═══ Stored rows

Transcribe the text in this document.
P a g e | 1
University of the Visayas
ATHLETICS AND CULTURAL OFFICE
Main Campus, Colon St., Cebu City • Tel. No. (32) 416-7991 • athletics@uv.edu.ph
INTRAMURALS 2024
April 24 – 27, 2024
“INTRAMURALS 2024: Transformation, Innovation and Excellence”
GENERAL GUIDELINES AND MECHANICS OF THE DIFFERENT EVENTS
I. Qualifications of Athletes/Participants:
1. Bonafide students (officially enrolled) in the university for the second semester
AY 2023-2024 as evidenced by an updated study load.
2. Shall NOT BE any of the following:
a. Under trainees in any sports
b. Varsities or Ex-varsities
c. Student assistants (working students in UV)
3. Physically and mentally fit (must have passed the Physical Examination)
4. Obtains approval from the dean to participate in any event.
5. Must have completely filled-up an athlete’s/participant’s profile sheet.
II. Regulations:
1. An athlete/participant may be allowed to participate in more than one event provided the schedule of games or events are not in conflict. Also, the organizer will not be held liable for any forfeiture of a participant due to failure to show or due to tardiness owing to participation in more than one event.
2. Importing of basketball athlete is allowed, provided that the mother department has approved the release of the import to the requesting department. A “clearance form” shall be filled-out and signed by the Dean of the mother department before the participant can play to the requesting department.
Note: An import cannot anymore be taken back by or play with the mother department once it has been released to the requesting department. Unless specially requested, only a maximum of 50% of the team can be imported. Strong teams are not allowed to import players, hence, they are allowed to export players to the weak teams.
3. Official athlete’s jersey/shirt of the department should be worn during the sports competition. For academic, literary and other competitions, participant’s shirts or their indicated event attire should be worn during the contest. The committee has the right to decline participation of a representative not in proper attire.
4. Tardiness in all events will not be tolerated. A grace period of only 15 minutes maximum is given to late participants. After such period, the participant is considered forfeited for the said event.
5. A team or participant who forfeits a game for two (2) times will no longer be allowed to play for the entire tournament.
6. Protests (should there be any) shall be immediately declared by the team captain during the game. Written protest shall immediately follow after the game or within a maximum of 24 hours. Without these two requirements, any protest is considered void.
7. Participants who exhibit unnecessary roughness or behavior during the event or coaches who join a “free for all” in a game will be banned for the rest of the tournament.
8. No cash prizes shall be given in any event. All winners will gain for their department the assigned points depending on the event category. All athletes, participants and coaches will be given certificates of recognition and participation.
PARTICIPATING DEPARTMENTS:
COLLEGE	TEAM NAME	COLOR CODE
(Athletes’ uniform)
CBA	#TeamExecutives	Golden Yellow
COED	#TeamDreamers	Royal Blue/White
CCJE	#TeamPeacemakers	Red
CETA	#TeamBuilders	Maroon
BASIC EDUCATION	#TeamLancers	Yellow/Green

══════

> _Task instructions_
Extract the complete set of records unchanged.

> _Output_
Transcribe the text in this document.
P a g e | 1
University of the Visayas
ATHLETICS AND CULTURAL OFFICE
Main Campus, Colon St., Cebu City • Tel. No. (32) 416-7991 • athletics@uv.edu.ph
INTRAMURALS 2024
April 24 – 27, 2024
“INTRAMURALS 2024: Transformation, Innovation and Excellence”
GENERAL GUIDELINES AND MECHANICS OF THE DIFFERENT EVENTS
I. Qualifications of Athletes/Participants:
1. Bonafide students (officially enrolled) in the university for the second semester
AY 2023-2024 as evidenced by an updated study load.
2. Shall NOT BE any of the following:
a. Under trainees in any sports
b. Varsities or Ex-varsities
c. Student assistants (working students in UV)
3. Physically and mentally fit (must have passed the Physical Examination)
4. Obtains approval from the dean to participate in any event.
5. Must have completely filled-up an athlete’s/participant’s profile sheet.
II. Regulations:
1. An athlete/participant may be allowed to participate in more than one event provided the schedule of games or events are not in conflict. Also, the organizer will not be held liable for any forfeiture of a participant due to failure to show or due to tardiness owing to participation in more than one event.
2. Importing of basketball athlete is allowed, provided that the mother department has approved the release of the import to the requesting department. A “clearance form” shall be filled-out and signed by the Dean of the mother department before the participant can play to the requesting department.
Note: An import cannot anymore be taken back by or play with the mother department once it has been released to the requesting department. Unless specially requested, only a maximum of 50% of the team can be imported. Strong teams are not allowed to import players, hence, they are allowed to export players to the weak teams.
3. Official athlete’s jersey/shirt of the department should be worn during the sports competition. For academic, literary and other competitions, participant’s shirts or their indicated event attire should be worn during the contest. The committee has the right to decline participation of a representative not in proper attire.
4. Tardiness in all events will not be tolerated. A grace period of only 15 minutes maximum is given to late participants. After such period, the participant is considered forfeited for the said event.
5. A team or participant who forfeits a game for two (2) times will no longer be allowed to play for the entire tournament.
6. Protests (should there be any) shall be immediately declared by the team captain during the game. Written protest shall immediately follow after the game or within a maximum of 24 hours. Without these two requirements, any protest is considered void.
7. Participants who exhibit unnecessary roughness or behavior during the event or coaches who join a “free for all” in a game will be banned for the rest of the tournament.
8. No cash prizes shall be given in any event. All winners will gain for their department the assigned points depending on the event category. All athletes, participants and coaches will be given certificates of recognition and participation.
PARTICIPATING DEPARTMENTS:
COLLEGE	TEAM NAME	COLOR CODE
(Athletes’ uniform)
CBA	#TeamExecutives	Golden Yellow
COED	#TeamDreamers	Royal Blue/White
CCJE	#TeamPeacemakers	Red
CETA	#TeamBuilders	Maroon
BASIC EDUCATION	#TeamLancers	Yellow/Green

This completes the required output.